_Your goal_
Reproduce every line of the records below word for word, without changing anything.

═══ Records for this exercise

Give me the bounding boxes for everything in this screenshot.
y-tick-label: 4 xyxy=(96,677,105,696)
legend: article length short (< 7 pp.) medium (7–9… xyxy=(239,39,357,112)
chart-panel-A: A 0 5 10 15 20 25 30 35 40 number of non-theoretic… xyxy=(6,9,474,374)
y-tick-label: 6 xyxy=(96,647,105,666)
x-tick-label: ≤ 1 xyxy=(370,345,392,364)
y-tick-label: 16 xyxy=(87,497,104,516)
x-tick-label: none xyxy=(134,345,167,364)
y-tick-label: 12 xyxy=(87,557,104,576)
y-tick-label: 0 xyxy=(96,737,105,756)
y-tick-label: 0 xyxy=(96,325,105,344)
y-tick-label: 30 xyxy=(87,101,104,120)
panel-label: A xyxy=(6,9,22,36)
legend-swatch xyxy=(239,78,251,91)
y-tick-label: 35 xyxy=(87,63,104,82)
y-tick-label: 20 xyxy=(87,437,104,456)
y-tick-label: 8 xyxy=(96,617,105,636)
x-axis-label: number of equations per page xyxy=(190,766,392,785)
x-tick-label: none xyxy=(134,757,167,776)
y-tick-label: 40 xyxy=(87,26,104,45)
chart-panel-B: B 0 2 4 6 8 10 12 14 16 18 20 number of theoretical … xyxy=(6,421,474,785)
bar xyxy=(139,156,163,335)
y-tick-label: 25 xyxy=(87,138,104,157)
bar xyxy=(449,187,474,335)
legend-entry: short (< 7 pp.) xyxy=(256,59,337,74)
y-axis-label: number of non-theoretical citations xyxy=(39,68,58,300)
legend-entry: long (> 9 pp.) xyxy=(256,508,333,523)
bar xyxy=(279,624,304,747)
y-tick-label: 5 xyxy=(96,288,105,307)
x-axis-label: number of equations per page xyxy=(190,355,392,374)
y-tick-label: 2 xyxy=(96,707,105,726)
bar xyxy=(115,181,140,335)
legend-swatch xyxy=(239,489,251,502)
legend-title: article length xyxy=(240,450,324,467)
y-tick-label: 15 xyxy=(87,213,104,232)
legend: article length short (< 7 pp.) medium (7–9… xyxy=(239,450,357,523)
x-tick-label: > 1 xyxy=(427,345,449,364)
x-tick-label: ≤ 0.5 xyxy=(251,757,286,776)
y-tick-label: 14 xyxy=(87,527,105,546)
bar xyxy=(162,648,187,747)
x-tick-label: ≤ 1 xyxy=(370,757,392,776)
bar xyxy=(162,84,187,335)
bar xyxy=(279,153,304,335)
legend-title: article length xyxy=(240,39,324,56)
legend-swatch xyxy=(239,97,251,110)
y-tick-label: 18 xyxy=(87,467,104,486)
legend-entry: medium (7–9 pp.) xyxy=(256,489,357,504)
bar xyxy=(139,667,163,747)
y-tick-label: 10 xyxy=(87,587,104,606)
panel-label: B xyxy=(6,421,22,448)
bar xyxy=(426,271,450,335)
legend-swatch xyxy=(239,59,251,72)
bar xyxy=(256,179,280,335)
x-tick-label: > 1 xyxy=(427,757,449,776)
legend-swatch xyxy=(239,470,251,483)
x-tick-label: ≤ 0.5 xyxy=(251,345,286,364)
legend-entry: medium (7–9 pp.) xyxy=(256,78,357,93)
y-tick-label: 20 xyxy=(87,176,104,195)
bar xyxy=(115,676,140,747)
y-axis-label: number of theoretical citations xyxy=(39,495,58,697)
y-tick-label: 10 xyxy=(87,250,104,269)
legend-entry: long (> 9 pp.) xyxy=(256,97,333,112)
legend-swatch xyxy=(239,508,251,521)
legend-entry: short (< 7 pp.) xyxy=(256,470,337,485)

══════

_Correct answer_
Give me the bounding boxes for everything in this screenshot.
y-tick-label: 4 xyxy=(96,677,105,696)
legend: article length short (< 7 pp.) medium (7–9… xyxy=(239,39,357,112)
chart-panel-A: A 0 5 10 15 20 25 30 35 40 number of non-theoretic… xyxy=(6,9,474,374)
y-tick-label: 6 xyxy=(96,647,105,666)
x-tick-label: ≤ 1 xyxy=(370,345,392,364)
y-tick-label: 16 xyxy=(87,497,104,516)
x-tick-label: none xyxy=(134,345,167,364)
y-tick-label: 12 xyxy=(87,557,104,576)
y-tick-label: 0 xyxy=(96,737,105,756)
y-tick-label: 0 xyxy=(96,325,105,344)
y-tick-label: 30 xyxy=(87,101,104,120)
panel-label: A xyxy=(6,9,22,36)
legend-swatch xyxy=(239,78,251,91)
y-tick-label: 35 xyxy=(87,63,104,82)
y-tick-label: 20 xyxy=(87,437,104,456)
y-tick-label: 8 xyxy=(96,617,105,636)
x-axis-label: number of equations per page xyxy=(190,766,392,785)
x-tick-label: none xyxy=(134,757,167,776)
y-tick-label: 40 xyxy=(87,26,104,45)
chart-panel-B: B 0 2 4 6 8 10 12 14 16 18 20 number of theoretical … xyxy=(6,421,474,785)
bar xyxy=(139,156,163,335)
y-tick-label: 25 xyxy=(87,138,104,157)
bar xyxy=(449,187,474,335)
legend-entry: short (< 7 pp.) xyxy=(256,59,337,74)
y-axis-label: number of non-theoretical citations xyxy=(39,68,58,300)
legend-entry: long (> 9 pp.) xyxy=(256,508,333,523)
bar xyxy=(279,624,304,747)
y-tick-label: 5 xyxy=(96,288,105,307)
x-axis-label: number of equations per page xyxy=(190,355,392,374)
y-tick-label: 2 xyxy=(96,707,105,726)
bar xyxy=(115,181,140,335)
legend-swatch xyxy=(239,489,251,502)
legend-title: article length xyxy=(240,450,324,467)
y-tick-label: 15 xyxy=(87,213,104,232)
legend: article length short (< 7 pp.) medium (7–9… xyxy=(239,450,357,523)
x-tick-label: > 1 xyxy=(427,345,449,364)
x-tick-label: ≤ 0.5 xyxy=(251,757,286,776)
y-tick-label: 14 xyxy=(87,527,105,546)
bar xyxy=(162,648,187,747)
x-tick-label: ≤ 1 xyxy=(370,757,392,776)
bar xyxy=(162,84,187,335)
bar xyxy=(279,153,304,335)
legend-title: article length xyxy=(240,39,324,56)
legend-swatch xyxy=(239,97,251,110)
y-tick-label: 18 xyxy=(87,467,104,486)
legend-entry: medium (7–9 pp.) xyxy=(256,489,357,504)
bar xyxy=(139,667,163,747)
y-tick-label: 10 xyxy=(87,587,104,606)
panel-label: B xyxy=(6,421,22,448)
bar xyxy=(426,271,450,335)
legend-swatch xyxy=(239,59,251,72)
bar xyxy=(256,179,280,335)
x-tick-label: > 1 xyxy=(427,757,449,776)
legend-swatch xyxy=(239,470,251,483)
x-tick-label: ≤ 0.5 xyxy=(251,345,286,364)
legend-entry: medium (7–9 pp.) xyxy=(256,78,357,93)
y-tick-label: 20 xyxy=(87,176,104,195)
bar xyxy=(115,676,140,747)
y-axis-label: number of theoretical citations xyxy=(39,495,58,697)
y-tick-label: 10 xyxy=(87,250,104,269)
legend-entry: long (> 9 pp.) xyxy=(256,97,333,112)
legend-swatch xyxy=(239,508,251,521)
legend-entry: short (< 7 pp.) xyxy=(256,470,337,485)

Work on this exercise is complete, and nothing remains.